DATA START

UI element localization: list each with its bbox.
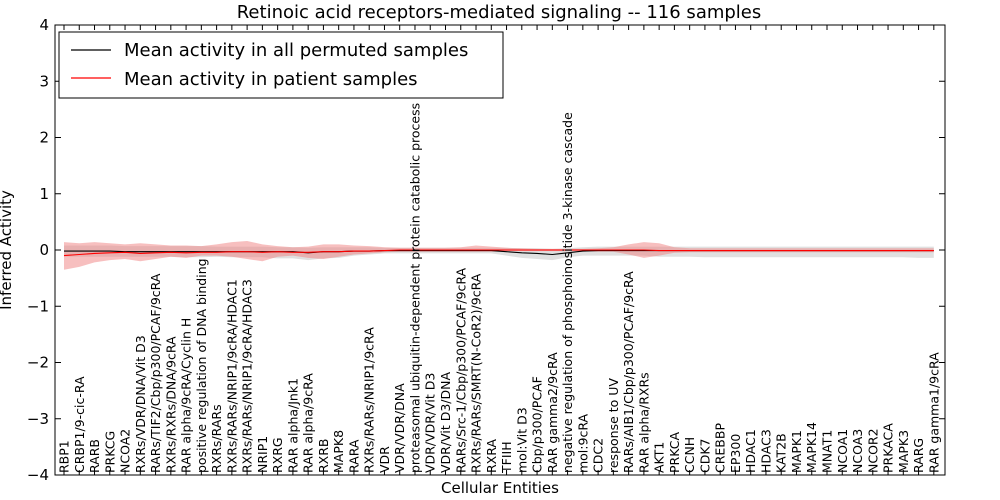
x-tick-label: NCOA3	[850, 429, 865, 473]
x-axis-label: Cellular Entities	[441, 479, 559, 497]
x-tick-label: VDR	[377, 446, 392, 473]
x-tick-label: Cbp/p300/PCAF	[530, 376, 545, 473]
x-tick-label: mol:9cRA	[575, 413, 590, 473]
x-tick-label: RXRs/RARs/SMRT(N-CoR2)/9cRA	[469, 273, 484, 473]
x-tick-label: RXRs/RARs	[209, 404, 224, 473]
series-band-1	[64, 241, 934, 270]
x-tick-label: HDAC3	[758, 429, 773, 473]
x-tick-label: PRKCA	[667, 432, 682, 473]
y-tick-label: 0	[39, 241, 49, 259]
x-tick-label: MNAT1	[820, 430, 835, 473]
series-line-1	[63, 249, 934, 257]
x-tick-label: KAT2B	[774, 433, 789, 473]
y-tick-label: 2	[39, 129, 49, 147]
x-tick-label: NCOR2	[865, 428, 880, 473]
x-tick-label: HDAC1	[743, 429, 758, 473]
x-tick-label: proteasomal ubiquitin-dependent protein …	[407, 103, 422, 473]
y-tick-label: −1	[27, 297, 49, 315]
plot-frame	[54, 24, 946, 476]
x-tick-label: NCOA2	[118, 429, 133, 473]
x-tick-label: RAR gamma1/9cRA	[926, 352, 941, 473]
x-tick-label: RARs/TIF2/Cbp/p300/PCAF/9cRA	[148, 273, 163, 473]
x-tick-label: RARs/Src-1/Cbp/p300/PCAF/9cRA	[453, 267, 468, 473]
x-tick-label: CREBBP	[713, 423, 728, 473]
y-tick-label: 3	[39, 72, 49, 90]
x-tick-label: PRKCG	[102, 431, 117, 473]
x-tick-label: NRIP1	[255, 436, 270, 473]
x-tick-label: MAPK8	[331, 430, 346, 473]
x-tick-label: TFIIH	[499, 441, 514, 474]
x-tick-label: RBP1	[57, 440, 72, 473]
x-tick-label: RXRG	[270, 437, 285, 473]
x-tick-label: RXRs/RARs/NRIP1/9cRA	[362, 327, 377, 473]
x-tick-label: negative regulation of phosphoinositide …	[560, 112, 575, 473]
x-tick-label: RARB	[87, 439, 102, 473]
y-tick-label: −3	[27, 410, 49, 428]
x-tick-label: CCNH	[682, 437, 697, 473]
x-tick-label: RXRs/VDR/DNA/Vit D3	[133, 335, 148, 473]
x-tick-label: positive regulation of DNA binding	[194, 258, 209, 473]
x-tick-label: MAPK14	[804, 422, 819, 473]
legend-box	[58, 31, 504, 99]
x-tick-label: CDC2	[591, 438, 606, 473]
x-tick-label: RAR alpha/9cRA	[301, 373, 316, 473]
x-tick-label: RARA	[346, 439, 361, 473]
x-tick-label: RAR gamma2/9cRA	[545, 352, 560, 473]
x-tick-label: VDR/VDR/DNA	[392, 383, 407, 473]
y-tick-label: 4	[39, 16, 49, 34]
x-tick-label: response to UV	[606, 378, 621, 473]
x-tick-label: EP300	[728, 434, 743, 473]
x-tick-label: RAR alpha/9cRA/Cyclin H	[179, 318, 194, 473]
chart-title: Retinoic acid receptors-mediated signali…	[237, 2, 762, 23]
x-tick-label: VDR/Vit D3/DNA	[438, 372, 453, 473]
x-tick-label: MAPK3	[896, 430, 911, 473]
x-tick-label: NCOA1	[835, 429, 850, 473]
x-tick-label: AKT1	[652, 442, 667, 473]
x-tick-label: PRKACA	[881, 423, 896, 473]
y-tick-label: −2	[27, 354, 49, 372]
plot-area: −4 −3 −2 −1 0 1 2 3 4 RBP1 CRBP1/9-cic-RA RARB PRKCG…	[27, 16, 945, 484]
x-tick-label: RARG	[911, 438, 926, 473]
x-tick-label: mol:Vit D3	[514, 407, 529, 473]
x-tick-label: RXRB	[316, 438, 331, 473]
x-tick-label: RXRs/RARs/NRIP1/9cRA/HDAC1	[224, 279, 239, 473]
legend: Mean activity in all permuted samples Me…	[58, 31, 504, 99]
x-tick-label: CDK7	[697, 438, 712, 473]
y-axis-label: Inferred Activity	[0, 190, 15, 310]
x-tick-label: VDR/VDR/Vit D3	[423, 373, 438, 473]
x-tick-label: RARs/AIB1/Cbp/p300/PCAF/9cRA	[621, 271, 636, 473]
x-tick-label: RAR alpha/Jnk1	[285, 378, 300, 473]
y-tick-label: 1	[39, 185, 49, 203]
x-tick-label: RAR alpha/RXRs	[636, 372, 651, 473]
x-tick-label: RXRs/RXRs/DNA/9cRA	[163, 336, 178, 473]
x-tick-label: MAPK1	[789, 430, 804, 473]
y-tick-label: −4	[27, 466, 49, 484]
x-tick-label: CRBP1/9-cic-RA	[72, 376, 87, 473]
x-tick-label: RXRs/RARs/NRIP1/9cRA/HDAC3	[240, 279, 255, 473]
legend-label-permuted: Mean activity in all permuted samples	[124, 40, 468, 61]
x-tick-label: RXRA	[484, 439, 499, 473]
legend-label-patient: Mean activity in patient samples	[124, 69, 418, 90]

DATA END

* TASK BRIEF:
From the listing above, return every line that contains the word "regulation".

* RESULT FOR THIS EXERCISE:
x-tick-label: negative regulation of phosphoinositide …	[560, 112, 575, 473]
x-tick-label: positive regulation of DNA binding	[194, 258, 209, 473]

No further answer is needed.